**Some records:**
________________________________________
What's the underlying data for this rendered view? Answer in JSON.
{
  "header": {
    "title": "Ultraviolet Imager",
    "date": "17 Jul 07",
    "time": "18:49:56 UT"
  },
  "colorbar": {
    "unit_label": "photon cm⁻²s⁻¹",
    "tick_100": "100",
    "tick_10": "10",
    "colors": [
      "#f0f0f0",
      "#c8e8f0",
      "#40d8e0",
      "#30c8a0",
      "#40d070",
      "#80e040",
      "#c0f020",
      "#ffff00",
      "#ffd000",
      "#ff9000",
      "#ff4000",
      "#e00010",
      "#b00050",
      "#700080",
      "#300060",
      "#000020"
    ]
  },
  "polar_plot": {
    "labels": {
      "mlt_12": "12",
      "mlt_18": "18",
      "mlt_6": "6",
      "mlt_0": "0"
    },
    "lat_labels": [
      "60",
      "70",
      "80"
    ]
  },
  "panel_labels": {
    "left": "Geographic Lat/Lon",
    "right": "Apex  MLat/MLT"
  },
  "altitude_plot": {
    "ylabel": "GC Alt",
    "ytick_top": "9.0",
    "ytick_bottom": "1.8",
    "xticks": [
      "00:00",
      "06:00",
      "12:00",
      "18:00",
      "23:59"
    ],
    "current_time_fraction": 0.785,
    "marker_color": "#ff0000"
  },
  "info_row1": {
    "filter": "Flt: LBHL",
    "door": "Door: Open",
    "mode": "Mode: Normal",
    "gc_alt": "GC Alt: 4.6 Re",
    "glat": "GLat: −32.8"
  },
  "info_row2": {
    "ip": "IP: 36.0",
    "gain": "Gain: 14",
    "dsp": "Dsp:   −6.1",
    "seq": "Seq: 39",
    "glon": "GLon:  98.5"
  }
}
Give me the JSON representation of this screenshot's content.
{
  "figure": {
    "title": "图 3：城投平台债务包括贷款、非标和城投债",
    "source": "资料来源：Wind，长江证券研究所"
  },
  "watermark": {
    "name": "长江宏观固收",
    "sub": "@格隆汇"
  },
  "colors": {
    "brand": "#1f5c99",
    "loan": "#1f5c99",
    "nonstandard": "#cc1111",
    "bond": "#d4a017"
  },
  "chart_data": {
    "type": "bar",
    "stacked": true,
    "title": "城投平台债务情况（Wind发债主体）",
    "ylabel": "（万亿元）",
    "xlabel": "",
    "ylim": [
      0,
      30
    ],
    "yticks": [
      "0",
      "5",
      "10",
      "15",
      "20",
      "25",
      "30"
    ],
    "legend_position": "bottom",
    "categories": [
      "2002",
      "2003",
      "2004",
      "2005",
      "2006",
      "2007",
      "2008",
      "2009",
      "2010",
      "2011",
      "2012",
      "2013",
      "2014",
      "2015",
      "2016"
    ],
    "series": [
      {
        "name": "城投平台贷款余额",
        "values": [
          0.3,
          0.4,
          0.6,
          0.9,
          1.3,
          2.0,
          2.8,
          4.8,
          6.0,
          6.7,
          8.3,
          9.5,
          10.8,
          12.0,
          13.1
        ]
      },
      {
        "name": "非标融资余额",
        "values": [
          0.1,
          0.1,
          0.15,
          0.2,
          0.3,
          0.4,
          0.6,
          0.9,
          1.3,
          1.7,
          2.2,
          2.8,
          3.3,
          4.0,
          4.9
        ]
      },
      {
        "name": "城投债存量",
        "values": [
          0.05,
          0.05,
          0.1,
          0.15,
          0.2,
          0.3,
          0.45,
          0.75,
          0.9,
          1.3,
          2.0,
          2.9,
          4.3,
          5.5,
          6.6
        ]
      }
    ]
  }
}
________________________________________
**Your task:**
Reproduce the records above exactly.

**Expected output:**
What's the underlying data for this rendered view? Answer in JSON.
{
  "header": {
    "title": "Ultraviolet Imager",
    "date": "17 Jul 07",
    "time": "18:49:56 UT"
  },
  "colorbar": {
    "unit_label": "photon cm⁻²s⁻¹",
    "tick_100": "100",
    "tick_10": "10",
    "colors": [
      "#f0f0f0",
      "#c8e8f0",
      "#40d8e0",
      "#30c8a0",
      "#40d070",
      "#80e040",
      "#c0f020",
      "#ffff00",
      "#ffd000",
      "#ff9000",
      "#ff4000",
      "#e00010",
      "#b00050",
      "#700080",
      "#300060",
      "#000020"
    ]
  },
  "polar_plot": {
    "labels": {
      "mlt_12": "12",
      "mlt_18": "18",
      "mlt_6": "6",
      "mlt_0": "0"
    },
    "lat_labels": [
      "60",
      "70",
      "80"
    ]
  },
  "panel_labels": {
    "left": "Geographic Lat/Lon",
    "right": "Apex  MLat/MLT"
  },
  "altitude_plot": {
    "ylabel": "GC Alt",
    "ytick_top": "9.0",
    "ytick_bottom": "1.8",
    "xticks": [
      "00:00",
      "06:00",
      "12:00",
      "18:00",
      "23:59"
    ],
    "current_time_fraction": 0.785,
    "marker_color": "#ff0000"
  },
  "info_row1": {
    "filter": "Flt: LBHL",
    "door": "Door: Open",
    "mode": "Mode: Normal",
    "gc_alt": "GC Alt: 4.6 Re",
    "glat": "GLat: −32.8"
  },
  "info_row2": {
    "ip": "IP: 36.0",
    "gain": "Gain: 14",
    "dsp": "Dsp:   −6.1",
    "seq": "Seq: 39",
    "glon": "GLon:  98.5"
  }
}
Give me the JSON representation of this screenshot's content.
{
  "figure": {
    "title": "图 3：城投平台债务包括贷款、非标和城投债",
    "source": "资料来源：Wind，长江证券研究所"
  },
  "watermark": {
    "name": "长江宏观固收",
    "sub": "@格隆汇"
  },
  "colors": {
    "brand": "#1f5c99",
    "loan": "#1f5c99",
    "nonstandard": "#cc1111",
    "bond": "#d4a017"
  },
  "chart_data": {
    "type": "bar",
    "stacked": true,
    "title": "城投平台债务情况（Wind发债主体）",
    "ylabel": "（万亿元）",
    "xlabel": "",
    "ylim": [
      0,
      30
    ],
    "yticks": [
      "0",
      "5",
      "10",
      "15",
      "20",
      "25",
      "30"
    ],
    "legend_position": "bottom",
    "categories": [
      "2002",
      "2003",
      "2004",
      "2005",
      "2006",
      "2007",
      "2008",
      "2009",
      "2010",
      "2011",
      "2012",
      "2013",
      "2014",
      "2015",
      "2016"
    ],
    "series": [
      {
        "name": "城投平台贷款余额",
        "values": [
          0.3,
          0.4,
          0.6,
          0.9,
          1.3,
          2.0,
          2.8,
          4.8,
          6.0,
          6.7,
          8.3,
          9.5,
          10.8,
          12.0,
          13.1
        ]
      },
      {
        "name": "非标融资余额",
        "values": [
          0.1,
          0.1,
          0.15,
          0.2,
          0.3,
          0.4,
          0.6,
          0.9,
          1.3,
          1.7,
          2.2,
          2.8,
          3.3,
          4.0,
          4.9
        ]
      },
      {
        "name": "城投债存量",
        "values": [
          0.05,
          0.05,
          0.1,
          0.15,
          0.2,
          0.3,
          0.45,
          0.75,
          0.9,
          1.3,
          2.0,
          2.9,
          4.3,
          5.5,
          6.6
        ]
      }
    ]
  }
}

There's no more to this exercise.